§ **RECORD SET**:
━━━━━━━━

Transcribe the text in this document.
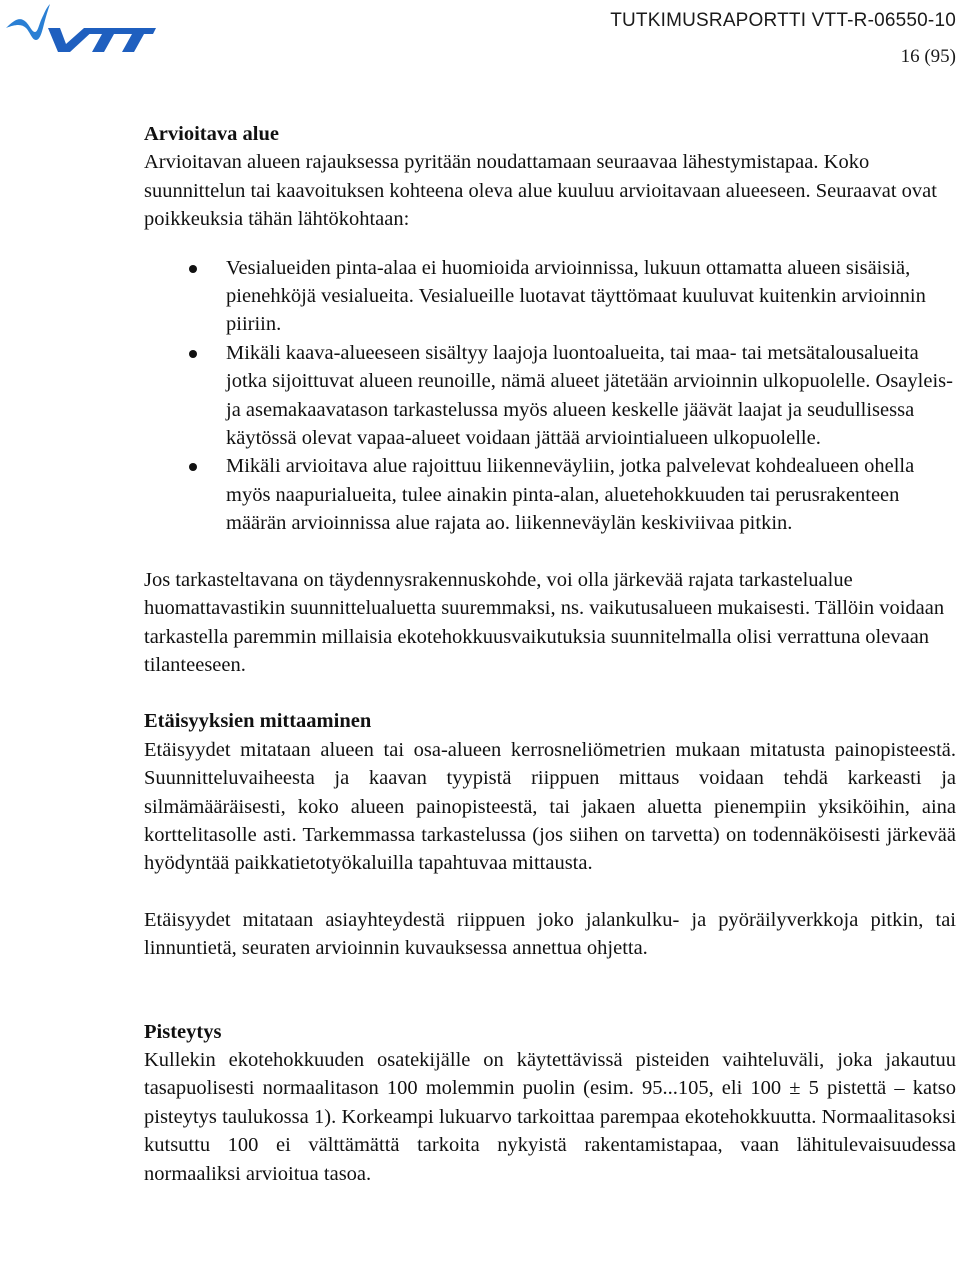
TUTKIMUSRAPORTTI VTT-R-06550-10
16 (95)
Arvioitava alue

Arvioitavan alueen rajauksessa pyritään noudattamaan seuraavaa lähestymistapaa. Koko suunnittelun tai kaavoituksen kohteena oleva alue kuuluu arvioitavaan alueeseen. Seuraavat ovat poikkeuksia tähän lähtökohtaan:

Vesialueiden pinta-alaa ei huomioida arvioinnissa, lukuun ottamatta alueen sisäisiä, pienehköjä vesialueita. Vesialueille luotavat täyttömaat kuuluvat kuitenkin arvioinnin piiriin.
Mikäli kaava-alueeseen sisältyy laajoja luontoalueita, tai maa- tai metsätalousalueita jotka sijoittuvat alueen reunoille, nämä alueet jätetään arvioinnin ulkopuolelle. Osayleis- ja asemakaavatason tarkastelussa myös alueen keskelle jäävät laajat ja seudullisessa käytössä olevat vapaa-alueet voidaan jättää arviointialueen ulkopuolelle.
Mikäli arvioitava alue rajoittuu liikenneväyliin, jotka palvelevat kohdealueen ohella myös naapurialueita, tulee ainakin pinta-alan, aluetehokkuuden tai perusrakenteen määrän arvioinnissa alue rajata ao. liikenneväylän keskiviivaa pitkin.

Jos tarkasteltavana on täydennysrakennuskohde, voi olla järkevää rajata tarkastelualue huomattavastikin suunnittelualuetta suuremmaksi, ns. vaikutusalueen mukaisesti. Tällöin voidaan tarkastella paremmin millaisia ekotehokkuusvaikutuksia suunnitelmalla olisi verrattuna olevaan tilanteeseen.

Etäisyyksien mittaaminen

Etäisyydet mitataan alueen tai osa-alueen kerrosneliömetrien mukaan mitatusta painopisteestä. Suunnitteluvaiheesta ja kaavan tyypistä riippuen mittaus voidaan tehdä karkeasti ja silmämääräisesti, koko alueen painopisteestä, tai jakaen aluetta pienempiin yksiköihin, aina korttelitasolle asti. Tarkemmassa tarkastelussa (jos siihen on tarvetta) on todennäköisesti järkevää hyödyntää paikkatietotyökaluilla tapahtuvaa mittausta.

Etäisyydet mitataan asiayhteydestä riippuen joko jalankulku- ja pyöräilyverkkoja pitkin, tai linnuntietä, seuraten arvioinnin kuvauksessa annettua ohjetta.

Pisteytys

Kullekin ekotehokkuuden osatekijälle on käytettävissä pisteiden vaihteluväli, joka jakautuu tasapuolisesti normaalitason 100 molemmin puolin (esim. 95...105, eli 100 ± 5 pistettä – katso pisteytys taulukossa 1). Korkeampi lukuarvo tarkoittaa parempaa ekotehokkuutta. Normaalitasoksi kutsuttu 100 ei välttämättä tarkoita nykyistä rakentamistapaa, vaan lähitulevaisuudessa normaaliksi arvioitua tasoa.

━━━━━━━━

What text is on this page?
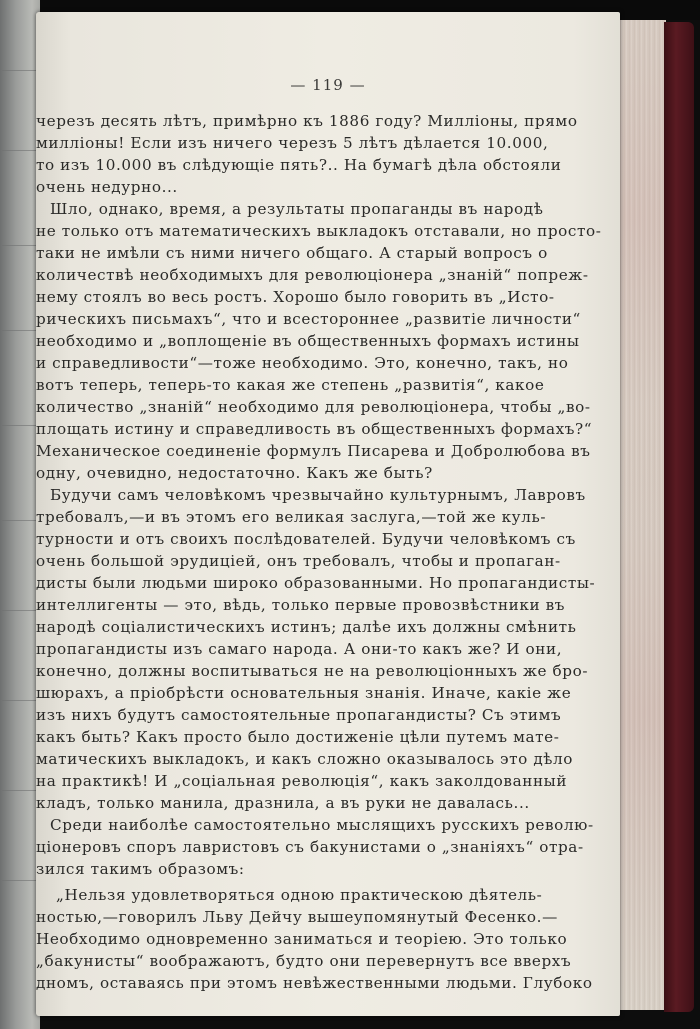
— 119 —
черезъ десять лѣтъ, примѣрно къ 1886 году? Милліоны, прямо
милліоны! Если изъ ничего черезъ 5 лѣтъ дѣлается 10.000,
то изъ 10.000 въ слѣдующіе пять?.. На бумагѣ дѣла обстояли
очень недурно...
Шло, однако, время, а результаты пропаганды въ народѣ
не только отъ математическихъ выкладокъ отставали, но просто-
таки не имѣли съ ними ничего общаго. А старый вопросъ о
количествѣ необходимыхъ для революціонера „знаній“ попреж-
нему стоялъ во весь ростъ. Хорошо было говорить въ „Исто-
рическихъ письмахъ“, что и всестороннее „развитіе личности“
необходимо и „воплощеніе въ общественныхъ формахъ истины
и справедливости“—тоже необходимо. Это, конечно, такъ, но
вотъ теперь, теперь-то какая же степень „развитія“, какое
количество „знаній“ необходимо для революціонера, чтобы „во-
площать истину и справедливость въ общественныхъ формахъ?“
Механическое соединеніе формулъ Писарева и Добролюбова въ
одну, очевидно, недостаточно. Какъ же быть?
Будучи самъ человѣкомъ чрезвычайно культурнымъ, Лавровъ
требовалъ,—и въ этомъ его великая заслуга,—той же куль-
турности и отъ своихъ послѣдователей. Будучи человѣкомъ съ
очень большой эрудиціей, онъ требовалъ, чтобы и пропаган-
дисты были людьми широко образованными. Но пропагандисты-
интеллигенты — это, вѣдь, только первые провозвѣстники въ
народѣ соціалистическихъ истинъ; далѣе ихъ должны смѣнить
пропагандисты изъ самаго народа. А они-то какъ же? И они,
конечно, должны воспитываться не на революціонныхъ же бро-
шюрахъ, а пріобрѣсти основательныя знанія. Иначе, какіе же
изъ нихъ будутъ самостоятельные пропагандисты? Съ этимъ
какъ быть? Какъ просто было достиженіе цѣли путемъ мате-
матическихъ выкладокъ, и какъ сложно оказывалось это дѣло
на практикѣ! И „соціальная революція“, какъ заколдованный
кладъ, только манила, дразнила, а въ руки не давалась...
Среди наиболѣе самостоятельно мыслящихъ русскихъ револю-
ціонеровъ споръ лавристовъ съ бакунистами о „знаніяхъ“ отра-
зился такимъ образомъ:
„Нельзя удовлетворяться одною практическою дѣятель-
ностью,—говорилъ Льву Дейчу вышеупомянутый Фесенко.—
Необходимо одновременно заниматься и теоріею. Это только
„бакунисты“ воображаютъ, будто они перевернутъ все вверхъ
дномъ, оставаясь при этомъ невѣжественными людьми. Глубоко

━━━━━━━━

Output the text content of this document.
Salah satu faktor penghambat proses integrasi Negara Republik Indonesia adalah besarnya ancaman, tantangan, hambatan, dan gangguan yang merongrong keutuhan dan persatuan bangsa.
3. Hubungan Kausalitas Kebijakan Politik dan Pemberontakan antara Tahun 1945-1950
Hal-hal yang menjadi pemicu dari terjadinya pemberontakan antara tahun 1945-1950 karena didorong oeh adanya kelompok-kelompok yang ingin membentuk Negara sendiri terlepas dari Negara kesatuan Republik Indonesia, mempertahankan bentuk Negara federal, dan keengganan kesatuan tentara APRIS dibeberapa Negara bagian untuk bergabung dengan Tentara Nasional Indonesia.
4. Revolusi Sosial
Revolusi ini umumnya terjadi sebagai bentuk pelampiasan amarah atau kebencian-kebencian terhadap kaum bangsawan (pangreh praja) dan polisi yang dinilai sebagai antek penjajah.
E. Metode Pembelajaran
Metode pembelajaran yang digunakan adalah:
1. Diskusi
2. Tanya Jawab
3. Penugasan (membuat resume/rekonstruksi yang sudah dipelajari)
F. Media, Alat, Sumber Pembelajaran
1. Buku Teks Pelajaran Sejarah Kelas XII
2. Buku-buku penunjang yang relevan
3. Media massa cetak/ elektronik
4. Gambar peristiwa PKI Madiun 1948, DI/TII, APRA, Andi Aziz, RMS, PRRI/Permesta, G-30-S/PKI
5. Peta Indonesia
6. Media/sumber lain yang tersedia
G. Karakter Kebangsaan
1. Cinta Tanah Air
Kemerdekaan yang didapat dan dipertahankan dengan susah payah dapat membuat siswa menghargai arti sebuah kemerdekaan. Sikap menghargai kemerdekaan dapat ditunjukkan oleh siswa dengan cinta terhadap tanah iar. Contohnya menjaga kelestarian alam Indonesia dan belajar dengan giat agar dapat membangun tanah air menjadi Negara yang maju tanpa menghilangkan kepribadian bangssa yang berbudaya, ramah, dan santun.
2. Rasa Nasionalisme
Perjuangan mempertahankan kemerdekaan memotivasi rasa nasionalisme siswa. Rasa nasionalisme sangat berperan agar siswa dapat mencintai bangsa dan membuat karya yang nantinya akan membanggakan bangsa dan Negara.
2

━━━━━━━━

§ **WRITTEN REQUEST**:
Scan the listing above and copy all lines containing the word "järkevää".

§ **FULL SOLUTION**:
Jos tarkasteltavana on täydennysrakennuskohde, voi olla järkevää rajata tarkastelualue huomattavastikin suunnittelualuetta suuremmaksi, ns. vaikutusalueen mukaisesti. Tällöin voidaan tarkastella paremmin millaisia ekotehokkuusvaikutuksia suunnitelmalla olisi verrattuna olevaan tilanteeseen.
Etäisyydet mitataan alueen tai osa-alueen kerrosneliömetrien mukaan mitatusta painopisteestä. Suunnitteluvaiheesta ja kaavan tyypistä riippuen mittaus voidaan tehdä karkeasti ja silmämääräisesti, koko alueen painopisteestä, tai jakaen aluetta pienempiin yksiköihin, aina korttelitasolle asti. Tarkemmassa tarkastelussa (jos siihen on tarvetta) on todennäköisesti järkevää hyödyntää paikkatietotyökaluilla tapahtuvaa mittausta.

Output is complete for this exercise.